◆ **Set problem**:
In the listing below, pick out lines with "locate".

◆ **Supplied entries**:
= = = = = = =
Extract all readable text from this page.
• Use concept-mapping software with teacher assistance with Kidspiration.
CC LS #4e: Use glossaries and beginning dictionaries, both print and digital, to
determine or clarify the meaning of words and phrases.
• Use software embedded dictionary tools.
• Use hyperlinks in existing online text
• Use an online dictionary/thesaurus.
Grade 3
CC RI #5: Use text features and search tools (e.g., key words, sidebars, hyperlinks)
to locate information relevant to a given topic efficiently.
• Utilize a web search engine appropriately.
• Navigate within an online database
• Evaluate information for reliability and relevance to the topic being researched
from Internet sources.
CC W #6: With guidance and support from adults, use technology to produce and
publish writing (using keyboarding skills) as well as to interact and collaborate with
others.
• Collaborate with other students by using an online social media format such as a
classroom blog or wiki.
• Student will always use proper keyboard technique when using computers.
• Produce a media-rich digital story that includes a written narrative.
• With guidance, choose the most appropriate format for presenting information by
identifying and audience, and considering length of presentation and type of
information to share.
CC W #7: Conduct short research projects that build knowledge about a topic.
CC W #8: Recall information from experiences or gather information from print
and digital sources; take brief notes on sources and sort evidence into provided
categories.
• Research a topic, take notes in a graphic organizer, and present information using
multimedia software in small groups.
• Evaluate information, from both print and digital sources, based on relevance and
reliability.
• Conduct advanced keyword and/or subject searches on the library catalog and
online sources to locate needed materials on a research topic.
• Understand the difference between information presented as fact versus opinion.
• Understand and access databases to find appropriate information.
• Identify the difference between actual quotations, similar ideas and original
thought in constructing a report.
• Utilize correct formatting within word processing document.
= = = = = = =
◆ **The completed task**:
to locate information relevant to a given topic efficiently.
online sources to locate needed materials on a research topic.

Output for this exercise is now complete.